** WRITTEN TASK **
Show every line containing "Bearing" by copying it.

** DATASET RECORDS **
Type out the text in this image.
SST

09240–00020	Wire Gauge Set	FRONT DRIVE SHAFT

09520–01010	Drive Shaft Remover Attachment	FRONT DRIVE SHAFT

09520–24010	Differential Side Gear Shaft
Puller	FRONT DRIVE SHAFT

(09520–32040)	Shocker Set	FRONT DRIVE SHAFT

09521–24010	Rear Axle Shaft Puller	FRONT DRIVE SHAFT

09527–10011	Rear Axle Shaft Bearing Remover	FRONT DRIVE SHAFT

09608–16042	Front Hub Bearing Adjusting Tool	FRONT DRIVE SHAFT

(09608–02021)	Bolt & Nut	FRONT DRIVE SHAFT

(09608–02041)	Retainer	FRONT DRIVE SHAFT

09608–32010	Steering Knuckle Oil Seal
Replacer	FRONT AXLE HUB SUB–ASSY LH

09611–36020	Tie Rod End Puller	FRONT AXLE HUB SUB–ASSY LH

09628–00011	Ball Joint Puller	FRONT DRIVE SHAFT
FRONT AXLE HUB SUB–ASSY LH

** FULL ANSWER **
09527–10011	Rear Axle Shaft Bearing Remover	FRONT DRIVE SHAFT
09608–16042	Front Hub Bearing Adjusting Tool	FRONT DRIVE SHAFT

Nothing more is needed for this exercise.